— start —

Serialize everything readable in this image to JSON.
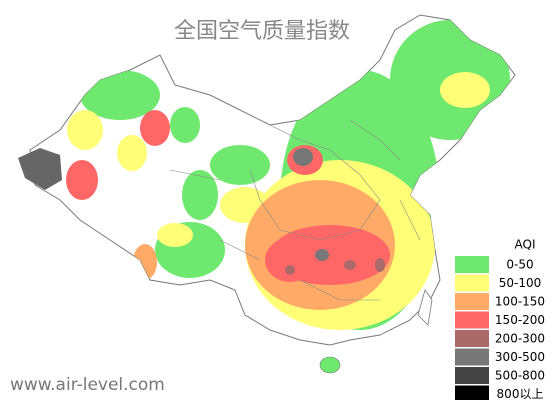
{
  "title": "全国空气质量指数",
  "watermark": "www.air-level.com",
  "legend": {
    "title": "AQI",
    "items": [
      {
        "label": "0-50",
        "color": "#6ee86e"
      },
      {
        "label": "50-100",
        "color": "#ffff77"
      },
      {
        "label": "100-150",
        "color": "#ffaa66"
      },
      {
        "label": "150-200",
        "color": "#ff6666"
      },
      {
        "label": "200-300",
        "color": "#aa6a6a"
      },
      {
        "label": "300-500",
        "color": "#777777"
      },
      {
        "label": "500-800",
        "color": "#444444"
      },
      {
        "label": "800以上",
        "color": "#000000"
      }
    ]
  }
}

— end —

→ WHAT THE EXERCISE ASKS
From the data above, pick out each line containing "label" and copy it.

→ TASK OUTPUT
        "label": "0-50",
        "label": "50-100",
        "label": "100-150",
        "label": "150-200",
        "label": "200-300",
        "label": "300-500",
        "label": "500-800",
        "label": "800以上",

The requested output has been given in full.